[GIVEN TASK]
Go through the data below. Pull out every line that has the word "name".
********************
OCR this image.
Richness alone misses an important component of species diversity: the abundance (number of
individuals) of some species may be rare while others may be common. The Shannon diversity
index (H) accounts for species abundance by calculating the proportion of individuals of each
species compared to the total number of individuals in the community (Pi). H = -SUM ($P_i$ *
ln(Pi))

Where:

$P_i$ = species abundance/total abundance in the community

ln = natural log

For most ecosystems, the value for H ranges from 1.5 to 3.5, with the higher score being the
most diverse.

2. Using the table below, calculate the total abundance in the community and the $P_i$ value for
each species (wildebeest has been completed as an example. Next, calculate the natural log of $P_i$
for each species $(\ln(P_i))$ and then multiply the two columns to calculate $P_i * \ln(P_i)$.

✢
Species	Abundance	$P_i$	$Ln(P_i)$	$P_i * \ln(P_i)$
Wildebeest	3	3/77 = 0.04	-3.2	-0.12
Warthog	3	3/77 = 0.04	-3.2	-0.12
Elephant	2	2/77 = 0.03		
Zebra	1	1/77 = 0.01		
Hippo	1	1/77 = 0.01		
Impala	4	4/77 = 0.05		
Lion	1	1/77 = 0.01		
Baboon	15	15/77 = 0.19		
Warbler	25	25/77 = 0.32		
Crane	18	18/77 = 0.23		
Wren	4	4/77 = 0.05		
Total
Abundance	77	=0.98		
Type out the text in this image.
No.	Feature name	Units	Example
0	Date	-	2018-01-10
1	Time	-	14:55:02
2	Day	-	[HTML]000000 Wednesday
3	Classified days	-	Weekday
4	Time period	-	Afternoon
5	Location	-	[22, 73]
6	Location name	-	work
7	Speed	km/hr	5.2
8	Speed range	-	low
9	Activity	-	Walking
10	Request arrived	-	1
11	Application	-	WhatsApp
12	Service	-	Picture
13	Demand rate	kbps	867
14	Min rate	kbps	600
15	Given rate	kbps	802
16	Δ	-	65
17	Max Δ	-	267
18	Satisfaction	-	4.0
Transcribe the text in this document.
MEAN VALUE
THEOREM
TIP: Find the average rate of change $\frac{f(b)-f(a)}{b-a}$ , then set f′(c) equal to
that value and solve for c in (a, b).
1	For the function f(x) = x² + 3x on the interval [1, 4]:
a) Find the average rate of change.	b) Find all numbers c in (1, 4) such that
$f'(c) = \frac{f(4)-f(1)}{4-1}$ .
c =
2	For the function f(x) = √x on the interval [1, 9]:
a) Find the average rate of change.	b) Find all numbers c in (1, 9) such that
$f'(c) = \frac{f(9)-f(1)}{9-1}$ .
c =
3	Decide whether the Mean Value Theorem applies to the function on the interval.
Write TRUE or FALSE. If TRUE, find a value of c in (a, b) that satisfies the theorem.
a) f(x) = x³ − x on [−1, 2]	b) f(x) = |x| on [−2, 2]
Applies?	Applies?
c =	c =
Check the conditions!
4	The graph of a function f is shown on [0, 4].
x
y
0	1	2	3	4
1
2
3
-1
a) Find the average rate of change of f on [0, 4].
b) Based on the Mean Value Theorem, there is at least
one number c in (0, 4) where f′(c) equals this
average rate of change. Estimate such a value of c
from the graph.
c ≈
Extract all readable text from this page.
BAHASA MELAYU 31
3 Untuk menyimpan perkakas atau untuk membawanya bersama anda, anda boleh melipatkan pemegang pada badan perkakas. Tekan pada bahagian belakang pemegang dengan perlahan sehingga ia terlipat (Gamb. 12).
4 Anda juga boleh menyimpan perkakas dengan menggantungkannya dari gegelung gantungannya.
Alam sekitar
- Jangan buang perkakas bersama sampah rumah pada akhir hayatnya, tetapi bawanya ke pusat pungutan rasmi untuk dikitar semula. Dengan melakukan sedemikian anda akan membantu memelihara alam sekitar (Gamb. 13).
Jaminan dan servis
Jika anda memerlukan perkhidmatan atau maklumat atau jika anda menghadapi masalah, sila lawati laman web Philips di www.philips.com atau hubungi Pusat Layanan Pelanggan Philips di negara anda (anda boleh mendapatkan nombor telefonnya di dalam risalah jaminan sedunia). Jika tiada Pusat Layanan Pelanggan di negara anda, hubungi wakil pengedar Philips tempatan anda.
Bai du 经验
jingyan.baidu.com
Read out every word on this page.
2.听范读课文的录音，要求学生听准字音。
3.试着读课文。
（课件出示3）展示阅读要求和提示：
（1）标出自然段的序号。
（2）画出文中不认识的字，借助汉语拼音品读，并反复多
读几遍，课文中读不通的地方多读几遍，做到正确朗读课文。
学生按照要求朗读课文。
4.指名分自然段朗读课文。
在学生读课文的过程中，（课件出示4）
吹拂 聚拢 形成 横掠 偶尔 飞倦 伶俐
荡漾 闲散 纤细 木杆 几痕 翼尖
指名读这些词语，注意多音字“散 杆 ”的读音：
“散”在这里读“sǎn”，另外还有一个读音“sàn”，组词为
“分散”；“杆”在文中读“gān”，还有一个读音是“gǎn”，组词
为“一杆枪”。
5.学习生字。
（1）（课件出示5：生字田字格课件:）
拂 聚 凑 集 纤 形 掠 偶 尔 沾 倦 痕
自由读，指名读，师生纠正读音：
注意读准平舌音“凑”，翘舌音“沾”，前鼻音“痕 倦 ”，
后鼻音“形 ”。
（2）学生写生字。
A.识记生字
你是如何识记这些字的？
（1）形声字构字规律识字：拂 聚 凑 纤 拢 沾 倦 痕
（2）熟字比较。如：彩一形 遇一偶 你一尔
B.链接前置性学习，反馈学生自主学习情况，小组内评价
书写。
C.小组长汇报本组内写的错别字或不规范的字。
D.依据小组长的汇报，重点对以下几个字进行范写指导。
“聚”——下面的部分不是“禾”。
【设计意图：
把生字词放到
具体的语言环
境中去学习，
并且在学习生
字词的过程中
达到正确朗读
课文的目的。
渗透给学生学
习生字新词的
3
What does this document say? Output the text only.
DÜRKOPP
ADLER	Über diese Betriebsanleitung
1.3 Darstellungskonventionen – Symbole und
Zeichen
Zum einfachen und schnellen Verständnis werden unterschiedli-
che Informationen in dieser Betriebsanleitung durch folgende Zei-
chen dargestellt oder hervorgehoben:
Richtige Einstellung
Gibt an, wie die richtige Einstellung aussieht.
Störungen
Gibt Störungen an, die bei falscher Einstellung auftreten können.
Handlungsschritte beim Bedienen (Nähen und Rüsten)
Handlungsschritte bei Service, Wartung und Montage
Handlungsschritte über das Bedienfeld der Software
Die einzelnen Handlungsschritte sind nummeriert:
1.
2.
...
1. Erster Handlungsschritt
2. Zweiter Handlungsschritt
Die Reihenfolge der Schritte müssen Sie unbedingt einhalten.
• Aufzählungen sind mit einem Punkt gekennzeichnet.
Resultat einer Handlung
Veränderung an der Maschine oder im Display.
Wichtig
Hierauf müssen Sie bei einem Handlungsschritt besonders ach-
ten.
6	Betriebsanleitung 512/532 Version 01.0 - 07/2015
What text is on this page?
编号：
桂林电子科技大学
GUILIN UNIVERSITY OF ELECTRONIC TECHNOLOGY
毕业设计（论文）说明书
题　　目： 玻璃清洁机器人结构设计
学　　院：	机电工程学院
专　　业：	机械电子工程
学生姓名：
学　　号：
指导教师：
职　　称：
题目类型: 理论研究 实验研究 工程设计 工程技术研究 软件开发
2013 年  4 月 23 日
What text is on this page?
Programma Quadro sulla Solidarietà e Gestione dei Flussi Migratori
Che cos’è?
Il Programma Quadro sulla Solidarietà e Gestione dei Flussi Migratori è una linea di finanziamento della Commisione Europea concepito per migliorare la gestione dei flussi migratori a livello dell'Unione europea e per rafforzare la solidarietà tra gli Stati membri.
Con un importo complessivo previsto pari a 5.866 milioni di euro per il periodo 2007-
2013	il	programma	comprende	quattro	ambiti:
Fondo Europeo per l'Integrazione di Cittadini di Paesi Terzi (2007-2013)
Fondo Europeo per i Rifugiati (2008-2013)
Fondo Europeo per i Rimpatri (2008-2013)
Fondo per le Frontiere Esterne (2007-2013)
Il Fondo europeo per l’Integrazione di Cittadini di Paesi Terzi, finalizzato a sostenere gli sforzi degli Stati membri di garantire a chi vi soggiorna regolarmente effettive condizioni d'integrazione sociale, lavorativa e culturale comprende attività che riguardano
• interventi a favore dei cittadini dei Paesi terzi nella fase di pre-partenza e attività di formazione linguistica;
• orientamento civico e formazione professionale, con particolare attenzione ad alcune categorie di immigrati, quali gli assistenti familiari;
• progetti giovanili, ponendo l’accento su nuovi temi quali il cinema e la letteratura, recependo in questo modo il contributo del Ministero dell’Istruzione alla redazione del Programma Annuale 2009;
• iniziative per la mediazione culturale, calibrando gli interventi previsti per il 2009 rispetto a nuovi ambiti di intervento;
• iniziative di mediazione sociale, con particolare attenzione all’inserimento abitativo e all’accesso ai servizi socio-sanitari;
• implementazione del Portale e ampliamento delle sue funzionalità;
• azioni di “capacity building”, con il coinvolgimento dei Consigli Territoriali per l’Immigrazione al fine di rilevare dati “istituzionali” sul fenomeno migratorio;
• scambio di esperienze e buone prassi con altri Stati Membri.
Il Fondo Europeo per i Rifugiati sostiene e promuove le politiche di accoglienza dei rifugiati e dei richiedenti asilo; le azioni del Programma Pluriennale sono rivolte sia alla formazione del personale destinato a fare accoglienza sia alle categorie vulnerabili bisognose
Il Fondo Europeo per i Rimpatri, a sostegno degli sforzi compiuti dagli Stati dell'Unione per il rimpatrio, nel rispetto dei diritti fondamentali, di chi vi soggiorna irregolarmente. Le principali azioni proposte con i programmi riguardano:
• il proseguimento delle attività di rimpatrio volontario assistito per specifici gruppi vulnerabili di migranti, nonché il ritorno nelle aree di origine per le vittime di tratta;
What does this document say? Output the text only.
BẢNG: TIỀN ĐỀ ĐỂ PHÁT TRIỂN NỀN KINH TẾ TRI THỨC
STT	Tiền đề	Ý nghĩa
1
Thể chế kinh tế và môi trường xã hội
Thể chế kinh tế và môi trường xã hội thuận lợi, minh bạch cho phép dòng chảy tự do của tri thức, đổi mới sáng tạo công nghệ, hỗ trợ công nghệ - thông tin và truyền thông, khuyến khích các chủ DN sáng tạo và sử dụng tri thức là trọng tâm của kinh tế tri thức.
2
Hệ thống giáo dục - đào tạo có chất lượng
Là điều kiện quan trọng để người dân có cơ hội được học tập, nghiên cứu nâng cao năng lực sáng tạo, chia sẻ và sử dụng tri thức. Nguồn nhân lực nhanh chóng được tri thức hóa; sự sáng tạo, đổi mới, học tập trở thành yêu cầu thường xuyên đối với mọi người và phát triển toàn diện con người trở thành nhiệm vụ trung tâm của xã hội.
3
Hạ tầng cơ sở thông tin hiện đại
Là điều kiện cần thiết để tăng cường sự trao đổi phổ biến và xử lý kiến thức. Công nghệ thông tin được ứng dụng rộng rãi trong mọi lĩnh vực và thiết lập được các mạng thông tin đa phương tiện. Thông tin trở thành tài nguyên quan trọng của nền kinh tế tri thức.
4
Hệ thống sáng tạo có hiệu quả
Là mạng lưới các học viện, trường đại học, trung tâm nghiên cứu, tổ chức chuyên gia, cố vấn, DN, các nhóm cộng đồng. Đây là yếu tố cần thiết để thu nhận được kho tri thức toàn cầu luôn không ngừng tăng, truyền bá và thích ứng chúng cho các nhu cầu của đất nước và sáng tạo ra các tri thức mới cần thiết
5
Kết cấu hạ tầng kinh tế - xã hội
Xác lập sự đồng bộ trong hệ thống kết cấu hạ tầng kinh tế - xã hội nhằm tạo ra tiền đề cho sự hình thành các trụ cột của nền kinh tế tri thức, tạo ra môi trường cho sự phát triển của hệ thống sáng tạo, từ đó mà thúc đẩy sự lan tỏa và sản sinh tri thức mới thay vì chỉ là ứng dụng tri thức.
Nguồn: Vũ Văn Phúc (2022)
********************
[RESULT FOR THIS EXERCISE]
No.	Feature name	Units	Example
6	Location name	-	work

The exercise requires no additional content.